To be done
Return all of the data exactly, with nothing left out but the pictures.

Excerpted data
+++++
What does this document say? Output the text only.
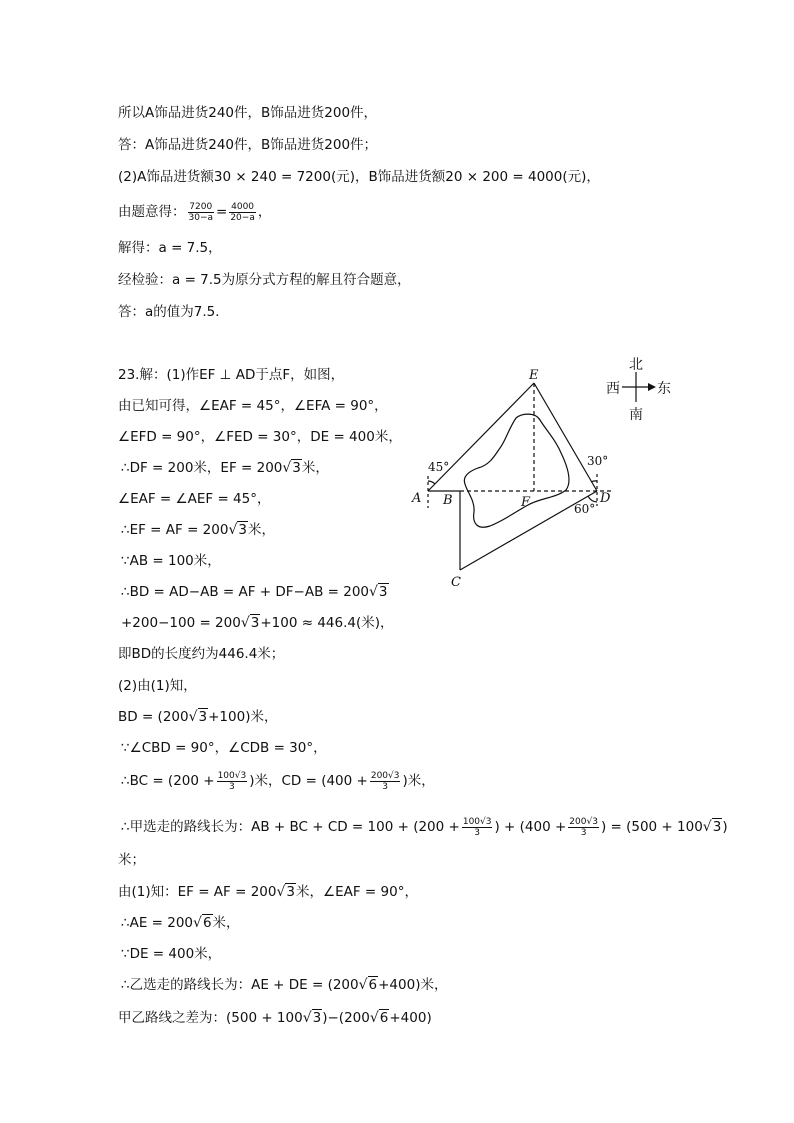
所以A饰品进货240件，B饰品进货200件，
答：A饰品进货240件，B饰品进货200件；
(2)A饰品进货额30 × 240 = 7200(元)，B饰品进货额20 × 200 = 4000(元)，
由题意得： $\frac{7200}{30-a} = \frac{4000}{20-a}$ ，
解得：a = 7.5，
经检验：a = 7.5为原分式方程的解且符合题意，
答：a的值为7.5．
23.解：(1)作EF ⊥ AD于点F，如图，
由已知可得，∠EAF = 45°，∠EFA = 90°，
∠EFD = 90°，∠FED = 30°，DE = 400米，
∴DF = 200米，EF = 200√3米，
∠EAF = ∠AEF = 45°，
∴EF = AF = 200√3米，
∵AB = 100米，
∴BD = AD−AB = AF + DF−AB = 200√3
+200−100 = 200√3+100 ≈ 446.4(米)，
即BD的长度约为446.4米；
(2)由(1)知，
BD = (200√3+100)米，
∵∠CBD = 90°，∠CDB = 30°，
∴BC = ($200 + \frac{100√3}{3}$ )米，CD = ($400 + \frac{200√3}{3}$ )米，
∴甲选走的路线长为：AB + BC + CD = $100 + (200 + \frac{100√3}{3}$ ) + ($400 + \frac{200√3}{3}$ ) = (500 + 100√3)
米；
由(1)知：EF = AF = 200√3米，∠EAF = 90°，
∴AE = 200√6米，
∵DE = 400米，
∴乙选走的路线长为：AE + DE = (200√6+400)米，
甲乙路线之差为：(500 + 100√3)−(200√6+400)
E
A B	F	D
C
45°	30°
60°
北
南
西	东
+++++
Final answer
What does this document say? Output the text only.
所以A饰品进货240件，B饰品进货200件，
答：A饰品进货240件，B饰品进货200件；
(2)A饰品进货额30 × 240 = 7200(元)，B饰品进货额20 × 200 = 4000(元)，
由题意得： $\frac{7200}{30-a} = \frac{4000}{20-a}$ ，
解得：a = 7.5，
经检验：a = 7.5为原分式方程的解且符合题意，
答：a的值为7.5．
23.解：(1)作EF ⊥ AD于点F，如图，
由已知可得，∠EAF = 45°，∠EFA = 90°，
∠EFD = 90°，∠FED = 30°，DE = 400米，
∴DF = 200米，EF = 200√3米，
∠EAF = ∠AEF = 45°，
∴EF = AF = 200√3米，
∵AB = 100米，
∴BD = AD−AB = AF + DF−AB = 200√3
+200−100 = 200√3+100 ≈ 446.4(米)，
即BD的长度约为446.4米；
(2)由(1)知，
BD = (200√3+100)米，
∵∠CBD = 90°，∠CDB = 30°，
∴BC = ($200 + \frac{100√3}{3}$ )米，CD = ($400 + \frac{200√3}{3}$ )米，
∴甲选走的路线长为：AB + BC + CD = $100 + (200 + \frac{100√3}{3}$ ) + ($400 + \frac{200√3}{3}$ ) = (500 + 100√3)
米；
由(1)知：EF = AF = 200√3米，∠EAF = 90°，
∴AE = 200√6米，
∵DE = 400米，
∴乙选走的路线长为：AE + DE = (200√6+400)米，
甲乙路线之差为：(500 + 100√3)−(200√6+400)
E
A B	F	D
C
45°	30°
60°
北
南
西	东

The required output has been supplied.